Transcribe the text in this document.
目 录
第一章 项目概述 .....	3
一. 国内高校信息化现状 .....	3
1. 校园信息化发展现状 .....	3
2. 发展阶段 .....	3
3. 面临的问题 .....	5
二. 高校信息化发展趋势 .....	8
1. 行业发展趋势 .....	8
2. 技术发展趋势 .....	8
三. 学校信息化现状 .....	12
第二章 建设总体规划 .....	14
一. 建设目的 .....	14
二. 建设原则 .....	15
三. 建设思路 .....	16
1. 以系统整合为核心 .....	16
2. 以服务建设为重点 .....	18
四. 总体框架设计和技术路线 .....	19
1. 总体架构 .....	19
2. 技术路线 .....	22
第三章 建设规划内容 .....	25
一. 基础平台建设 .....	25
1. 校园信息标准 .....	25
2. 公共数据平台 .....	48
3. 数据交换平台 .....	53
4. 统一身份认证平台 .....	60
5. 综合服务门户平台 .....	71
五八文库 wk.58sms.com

= = = = = = =

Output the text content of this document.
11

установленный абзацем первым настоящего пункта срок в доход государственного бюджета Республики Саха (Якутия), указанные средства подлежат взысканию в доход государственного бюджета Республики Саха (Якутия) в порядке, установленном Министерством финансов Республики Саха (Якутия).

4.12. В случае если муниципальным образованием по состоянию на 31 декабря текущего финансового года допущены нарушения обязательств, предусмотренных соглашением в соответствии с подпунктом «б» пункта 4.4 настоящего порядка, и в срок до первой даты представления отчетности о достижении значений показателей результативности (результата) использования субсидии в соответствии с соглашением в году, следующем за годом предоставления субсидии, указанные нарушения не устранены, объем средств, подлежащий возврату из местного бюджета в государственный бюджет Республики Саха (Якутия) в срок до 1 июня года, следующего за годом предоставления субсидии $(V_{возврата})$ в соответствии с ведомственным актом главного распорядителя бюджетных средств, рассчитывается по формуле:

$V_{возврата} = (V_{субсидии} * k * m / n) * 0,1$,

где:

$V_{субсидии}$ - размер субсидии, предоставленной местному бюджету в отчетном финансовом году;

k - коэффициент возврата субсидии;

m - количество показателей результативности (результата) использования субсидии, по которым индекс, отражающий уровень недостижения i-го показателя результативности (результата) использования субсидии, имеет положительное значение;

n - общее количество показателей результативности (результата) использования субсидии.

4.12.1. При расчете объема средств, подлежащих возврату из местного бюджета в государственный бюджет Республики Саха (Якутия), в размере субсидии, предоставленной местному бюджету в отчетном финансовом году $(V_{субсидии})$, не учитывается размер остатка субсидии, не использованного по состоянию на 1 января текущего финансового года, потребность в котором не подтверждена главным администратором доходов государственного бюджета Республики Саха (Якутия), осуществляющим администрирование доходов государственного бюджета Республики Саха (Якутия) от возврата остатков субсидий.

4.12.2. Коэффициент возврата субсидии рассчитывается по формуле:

= = = = = = =

§ **Given request**
Using the records above, list each line that includes "text".

§ **Reply to the exercise**
Transcribe the text in this document.
Output the text content of this document.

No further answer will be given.